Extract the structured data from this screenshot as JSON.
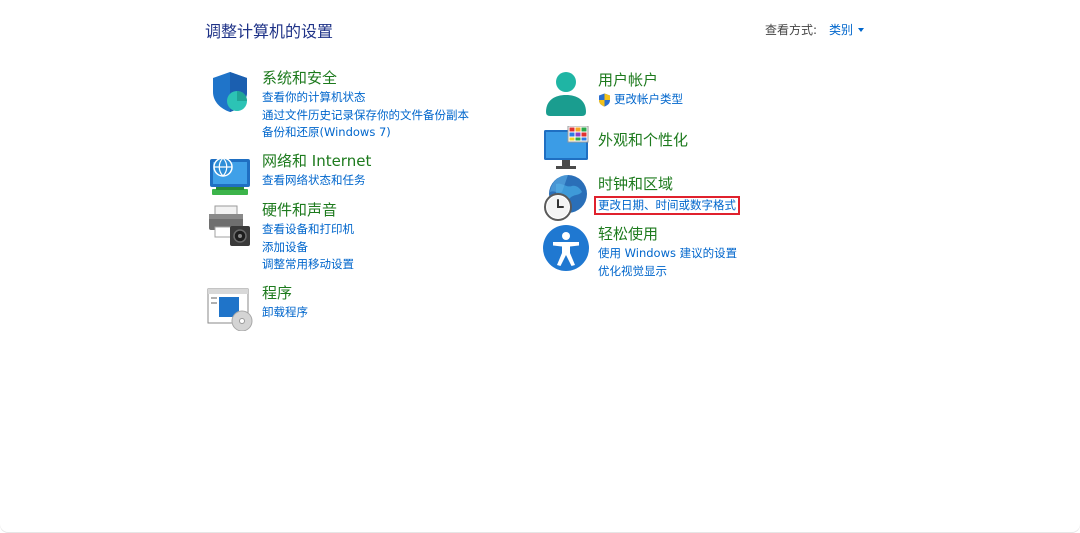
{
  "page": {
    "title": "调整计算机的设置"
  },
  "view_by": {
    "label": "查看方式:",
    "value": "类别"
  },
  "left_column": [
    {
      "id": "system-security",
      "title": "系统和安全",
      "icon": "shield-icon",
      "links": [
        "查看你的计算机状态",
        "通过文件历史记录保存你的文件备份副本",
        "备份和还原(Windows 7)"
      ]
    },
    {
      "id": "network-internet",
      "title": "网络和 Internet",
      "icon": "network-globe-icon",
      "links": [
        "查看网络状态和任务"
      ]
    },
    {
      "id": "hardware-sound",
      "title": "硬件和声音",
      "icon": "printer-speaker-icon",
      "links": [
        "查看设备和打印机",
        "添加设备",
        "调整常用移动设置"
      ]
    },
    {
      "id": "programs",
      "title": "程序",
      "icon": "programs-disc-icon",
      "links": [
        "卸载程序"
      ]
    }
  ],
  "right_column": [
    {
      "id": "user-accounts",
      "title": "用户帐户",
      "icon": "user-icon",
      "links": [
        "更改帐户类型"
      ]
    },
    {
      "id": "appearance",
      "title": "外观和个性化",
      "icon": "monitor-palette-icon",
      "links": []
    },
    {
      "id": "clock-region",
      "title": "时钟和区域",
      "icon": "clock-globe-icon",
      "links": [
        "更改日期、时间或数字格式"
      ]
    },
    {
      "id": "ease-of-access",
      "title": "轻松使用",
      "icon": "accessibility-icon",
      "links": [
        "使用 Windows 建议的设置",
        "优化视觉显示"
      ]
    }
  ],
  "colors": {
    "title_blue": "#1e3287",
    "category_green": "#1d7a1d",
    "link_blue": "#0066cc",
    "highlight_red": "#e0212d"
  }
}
***
* **Work to do**: Look through the material above and pick out each line holding the word "clock".

* **Task answer**:
      "id": "clock-region",
      "icon": "clock-globe-icon",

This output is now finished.